-- begin Material provided --

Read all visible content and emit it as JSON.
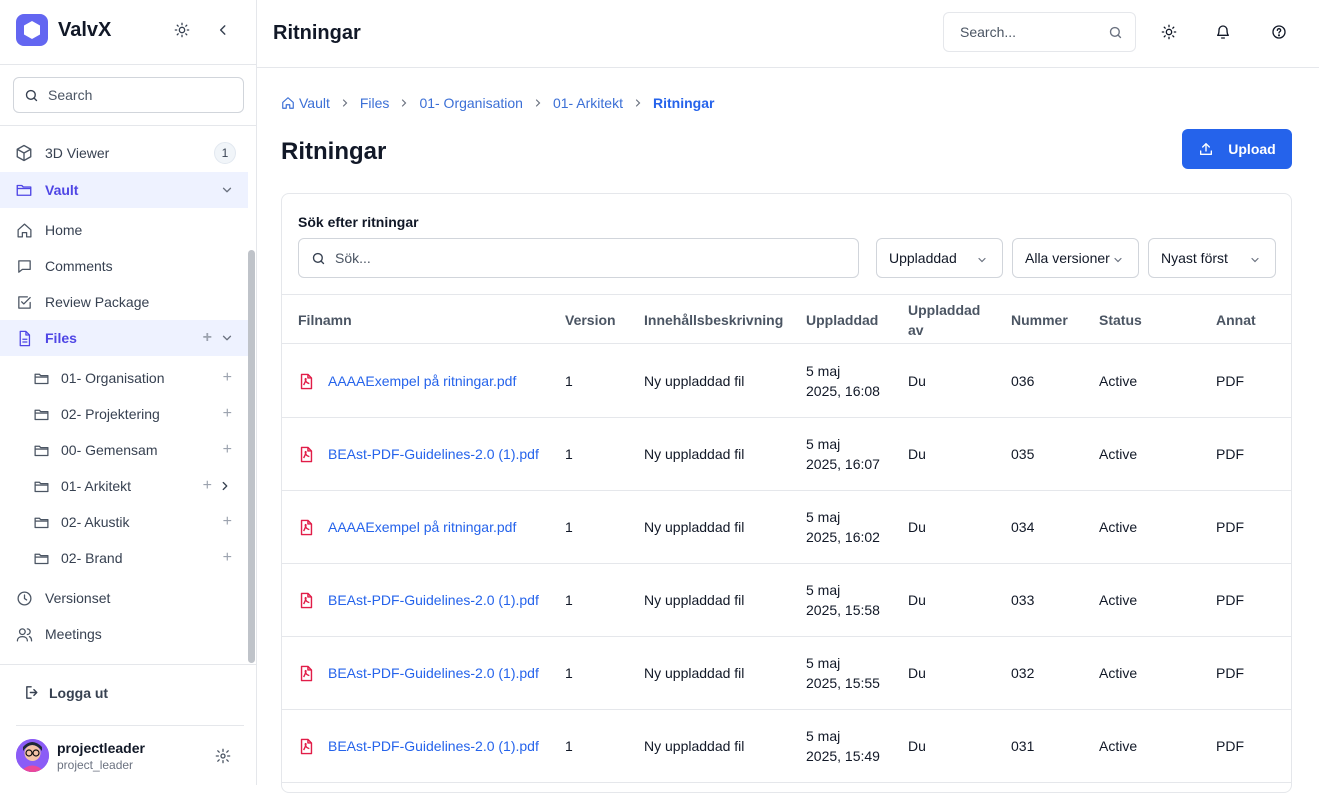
{
  "app": {
    "name": "ValvX"
  },
  "sidebar": {
    "search_placeholder": "Search",
    "items": [
      {
        "label": "3D Viewer",
        "badge": "1"
      },
      {
        "label": "Vault"
      },
      {
        "label": "Home"
      },
      {
        "label": "Comments"
      },
      {
        "label": "Review Package"
      },
      {
        "label": "Files"
      }
    ],
    "folders": [
      {
        "label": "01- Organisation"
      },
      {
        "label": "02- Projektering"
      },
      {
        "label": "00- Gemensam"
      },
      {
        "label": "01- Arkitekt"
      },
      {
        "label": "02- Akustik"
      },
      {
        "label": "02- Brand"
      }
    ],
    "bottom_items": [
      {
        "label": "Versionset"
      },
      {
        "label": "Meetings"
      }
    ],
    "logout": "Logga ut",
    "user": {
      "name": "projectleader",
      "role": "project_leader"
    }
  },
  "header": {
    "title": "Ritningar",
    "search_placeholder": "Search..."
  },
  "breadcrumb": [
    "Vault",
    "Files",
    "01- Organisation",
    "01- Arkitekt",
    "Ritningar"
  ],
  "page": {
    "title": "Ritningar",
    "upload_label": "Upload"
  },
  "filters": {
    "title": "Sök efter ritningar",
    "search_placeholder": "Sök...",
    "selects": [
      "Uppladdad",
      "Alla versioner",
      "Nyast först"
    ]
  },
  "table": {
    "columns": [
      "Filnamn",
      "Version",
      "Innehållsbeskrivning",
      "Uppladdad",
      "Uppladdad av",
      "Nummer",
      "Status",
      "Annat"
    ],
    "rows": [
      {
        "file": "AAAAExempel på ritningar.pdf",
        "version": "1",
        "desc": "Ny uppladdad fil",
        "date1": "5 maj",
        "date2": "2025, 16:08",
        "by": "Du",
        "num": "036",
        "status": "Active",
        "other": "PDF"
      },
      {
        "file": "BEAst-PDF-Guidelines-2.0 (1).pdf",
        "version": "1",
        "desc": "Ny uppladdad fil",
        "date1": "5 maj",
        "date2": "2025, 16:07",
        "by": "Du",
        "num": "035",
        "status": "Active",
        "other": "PDF"
      },
      {
        "file": "AAAAExempel på ritningar.pdf",
        "version": "1",
        "desc": "Ny uppladdad fil",
        "date1": "5 maj",
        "date2": "2025, 16:02",
        "by": "Du",
        "num": "034",
        "status": "Active",
        "other": "PDF"
      },
      {
        "file": "BEAst-PDF-Guidelines-2.0 (1).pdf",
        "version": "1",
        "desc": "Ny uppladdad fil",
        "date1": "5 maj",
        "date2": "2025, 15:58",
        "by": "Du",
        "num": "033",
        "status": "Active",
        "other": "PDF"
      },
      {
        "file": "BEAst-PDF-Guidelines-2.0 (1).pdf",
        "version": "1",
        "desc": "Ny uppladdad fil",
        "date1": "5 maj",
        "date2": "2025, 15:55",
        "by": "Du",
        "num": "032",
        "status": "Active",
        "other": "PDF"
      },
      {
        "file": "BEAst-PDF-Guidelines-2.0 (1).pdf",
        "version": "1",
        "desc": "Ny uppladdad fil",
        "date1": "5 maj",
        "date2": "2025, 15:49",
        "by": "Du",
        "num": "031",
        "status": "Active",
        "other": "PDF"
      }
    ]
  },
  "colors": {
    "accent": "#2563eb",
    "brand": "#6366f1",
    "pdf_icon": "#e11d48"
  }
}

-- end Material provided --

What you need to do
Reproduce all the entries that precede this task, word for word, minus any pictures.

The reply
Read all visible content and emit it as JSON.
{
  "app": {
    "name": "ValvX"
  },
  "sidebar": {
    "search_placeholder": "Search",
    "items": [
      {
        "label": "3D Viewer",
        "badge": "1"
      },
      {
        "label": "Vault"
      },
      {
        "label": "Home"
      },
      {
        "label": "Comments"
      },
      {
        "label": "Review Package"
      },
      {
        "label": "Files"
      }
    ],
    "folders": [
      {
        "label": "01- Organisation"
      },
      {
        "label": "02- Projektering"
      },
      {
        "label": "00- Gemensam"
      },
      {
        "label": "01- Arkitekt"
      },
      {
        "label": "02- Akustik"
      },
      {
        "label": "02- Brand"
      }
    ],
    "bottom_items": [
      {
        "label": "Versionset"
      },
      {
        "label": "Meetings"
      }
    ],
    "logout": "Logga ut",
    "user": {
      "name": "projectleader",
      "role": "project_leader"
    }
  },
  "header": {
    "title": "Ritningar",
    "search_placeholder": "Search..."
  },
  "breadcrumb": [
    "Vault",
    "Files",
    "01- Organisation",
    "01- Arkitekt",
    "Ritningar"
  ],
  "page": {
    "title": "Ritningar",
    "upload_label": "Upload"
  },
  "filters": {
    "title": "Sök efter ritningar",
    "search_placeholder": "Sök...",
    "selects": [
      "Uppladdad",
      "Alla versioner",
      "Nyast först"
    ]
  },
  "table": {
    "columns": [
      "Filnamn",
      "Version",
      "Innehållsbeskrivning",
      "Uppladdad",
      "Uppladdad av",
      "Nummer",
      "Status",
      "Annat"
    ],
    "rows": [
      {
        "file": "AAAAExempel på ritningar.pdf",
        "version": "1",
        "desc": "Ny uppladdad fil",
        "date1": "5 maj",
        "date2": "2025, 16:08",
        "by": "Du",
        "num": "036",
        "status": "Active",
        "other": "PDF"
      },
      {
        "file": "BEAst-PDF-Guidelines-2.0 (1).pdf",
        "version": "1",
        "desc": "Ny uppladdad fil",
        "date1": "5 maj",
        "date2": "2025, 16:07",
        "by": "Du",
        "num": "035",
        "status": "Active",
        "other": "PDF"
      },
      {
        "file": "AAAAExempel på ritningar.pdf",
        "version": "1",
        "desc": "Ny uppladdad fil",
        "date1": "5 maj",
        "date2": "2025, 16:02",
        "by": "Du",
        "num": "034",
        "status": "Active",
        "other": "PDF"
      },
      {
        "file": "BEAst-PDF-Guidelines-2.0 (1).pdf",
        "version": "1",
        "desc": "Ny uppladdad fil",
        "date1": "5 maj",
        "date2": "2025, 15:58",
        "by": "Du",
        "num": "033",
        "status": "Active",
        "other": "PDF"
      },
      {
        "file": "BEAst-PDF-Guidelines-2.0 (1).pdf",
        "version": "1",
        "desc": "Ny uppladdad fil",
        "date1": "5 maj",
        "date2": "2025, 15:55",
        "by": "Du",
        "num": "032",
        "status": "Active",
        "other": "PDF"
      },
      {
        "file": "BEAst-PDF-Guidelines-2.0 (1).pdf",
        "version": "1",
        "desc": "Ny uppladdad fil",
        "date1": "5 maj",
        "date2": "2025, 15:49",
        "by": "Du",
        "num": "031",
        "status": "Active",
        "other": "PDF"
      }
    ]
  },
  "colors": {
    "accent": "#2563eb",
    "brand": "#6366f1",
    "pdf_icon": "#e11d48"
  }
}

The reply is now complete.